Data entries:
• • • •
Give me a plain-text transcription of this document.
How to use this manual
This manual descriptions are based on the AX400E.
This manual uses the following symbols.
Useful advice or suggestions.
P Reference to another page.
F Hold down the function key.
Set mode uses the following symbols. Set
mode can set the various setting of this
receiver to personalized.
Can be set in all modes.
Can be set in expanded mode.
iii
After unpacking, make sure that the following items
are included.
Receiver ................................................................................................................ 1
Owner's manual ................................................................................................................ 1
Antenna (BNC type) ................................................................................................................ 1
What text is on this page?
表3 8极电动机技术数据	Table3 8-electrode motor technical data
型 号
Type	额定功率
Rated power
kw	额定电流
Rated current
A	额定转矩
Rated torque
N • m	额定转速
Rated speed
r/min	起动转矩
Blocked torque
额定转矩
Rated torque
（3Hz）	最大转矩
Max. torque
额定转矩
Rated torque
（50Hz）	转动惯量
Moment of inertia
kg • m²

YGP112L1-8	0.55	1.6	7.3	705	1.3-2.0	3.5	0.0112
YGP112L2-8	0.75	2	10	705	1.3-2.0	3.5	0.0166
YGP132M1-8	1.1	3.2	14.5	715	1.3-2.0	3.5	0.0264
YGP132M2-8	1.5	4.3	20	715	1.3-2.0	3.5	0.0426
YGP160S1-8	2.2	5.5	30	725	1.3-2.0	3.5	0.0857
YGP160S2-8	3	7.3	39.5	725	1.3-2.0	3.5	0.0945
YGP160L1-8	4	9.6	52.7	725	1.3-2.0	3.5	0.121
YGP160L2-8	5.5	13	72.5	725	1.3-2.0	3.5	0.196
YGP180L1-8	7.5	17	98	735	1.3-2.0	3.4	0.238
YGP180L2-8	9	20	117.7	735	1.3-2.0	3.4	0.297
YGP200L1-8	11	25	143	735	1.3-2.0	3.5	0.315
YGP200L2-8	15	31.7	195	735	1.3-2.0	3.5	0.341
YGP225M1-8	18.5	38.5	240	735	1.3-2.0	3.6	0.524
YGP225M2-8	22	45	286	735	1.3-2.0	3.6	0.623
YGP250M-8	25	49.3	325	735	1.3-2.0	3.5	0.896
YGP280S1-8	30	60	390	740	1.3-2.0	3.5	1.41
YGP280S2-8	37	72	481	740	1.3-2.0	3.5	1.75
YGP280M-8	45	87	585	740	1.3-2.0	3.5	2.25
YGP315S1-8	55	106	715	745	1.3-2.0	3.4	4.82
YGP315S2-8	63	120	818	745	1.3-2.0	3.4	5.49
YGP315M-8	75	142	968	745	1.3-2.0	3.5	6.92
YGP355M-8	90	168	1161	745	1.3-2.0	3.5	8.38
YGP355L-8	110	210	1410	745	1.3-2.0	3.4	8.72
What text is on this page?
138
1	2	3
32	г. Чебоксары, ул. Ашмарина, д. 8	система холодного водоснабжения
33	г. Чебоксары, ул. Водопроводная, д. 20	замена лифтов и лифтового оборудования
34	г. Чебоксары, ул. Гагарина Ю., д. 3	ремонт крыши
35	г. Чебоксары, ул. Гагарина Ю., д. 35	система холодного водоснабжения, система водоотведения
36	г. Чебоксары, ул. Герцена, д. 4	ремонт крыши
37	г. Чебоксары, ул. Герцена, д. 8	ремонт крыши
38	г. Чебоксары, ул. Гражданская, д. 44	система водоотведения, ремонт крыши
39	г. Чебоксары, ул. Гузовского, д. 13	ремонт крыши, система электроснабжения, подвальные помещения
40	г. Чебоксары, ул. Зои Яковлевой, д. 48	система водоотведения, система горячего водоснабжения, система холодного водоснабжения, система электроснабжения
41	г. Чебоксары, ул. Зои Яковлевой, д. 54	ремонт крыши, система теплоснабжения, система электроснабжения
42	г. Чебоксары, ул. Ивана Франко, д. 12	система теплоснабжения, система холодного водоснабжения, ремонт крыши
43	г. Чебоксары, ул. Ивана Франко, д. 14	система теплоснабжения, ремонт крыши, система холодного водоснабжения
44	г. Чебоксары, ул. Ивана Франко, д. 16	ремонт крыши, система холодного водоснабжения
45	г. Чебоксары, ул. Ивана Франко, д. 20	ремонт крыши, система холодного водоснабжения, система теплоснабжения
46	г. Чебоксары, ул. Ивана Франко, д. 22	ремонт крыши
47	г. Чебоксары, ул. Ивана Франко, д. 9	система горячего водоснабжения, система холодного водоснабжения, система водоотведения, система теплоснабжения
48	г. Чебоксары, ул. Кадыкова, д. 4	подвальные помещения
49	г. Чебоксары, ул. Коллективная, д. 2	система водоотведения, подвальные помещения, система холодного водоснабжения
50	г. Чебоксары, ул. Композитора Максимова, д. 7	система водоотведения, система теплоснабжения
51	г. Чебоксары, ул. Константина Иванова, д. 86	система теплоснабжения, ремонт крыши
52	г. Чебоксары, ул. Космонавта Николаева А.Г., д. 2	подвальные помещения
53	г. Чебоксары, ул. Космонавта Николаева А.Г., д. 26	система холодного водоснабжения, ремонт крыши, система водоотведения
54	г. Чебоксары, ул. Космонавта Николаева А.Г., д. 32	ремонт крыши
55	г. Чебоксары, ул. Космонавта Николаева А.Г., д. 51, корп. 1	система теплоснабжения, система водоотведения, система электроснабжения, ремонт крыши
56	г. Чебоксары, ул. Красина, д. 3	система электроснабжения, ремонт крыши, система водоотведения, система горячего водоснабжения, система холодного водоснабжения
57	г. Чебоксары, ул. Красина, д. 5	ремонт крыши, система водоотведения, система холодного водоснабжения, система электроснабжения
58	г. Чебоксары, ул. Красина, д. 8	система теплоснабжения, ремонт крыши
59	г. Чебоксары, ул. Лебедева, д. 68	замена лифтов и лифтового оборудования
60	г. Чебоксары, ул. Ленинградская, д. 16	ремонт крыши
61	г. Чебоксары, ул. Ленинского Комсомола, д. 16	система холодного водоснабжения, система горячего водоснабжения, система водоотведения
• • • •
▶ [WORK TO COMPLETE] Some lines of the data above may hold the word "Красина"; report how many do, and nothing else.

▶ [EXPECTED ANSWER] 3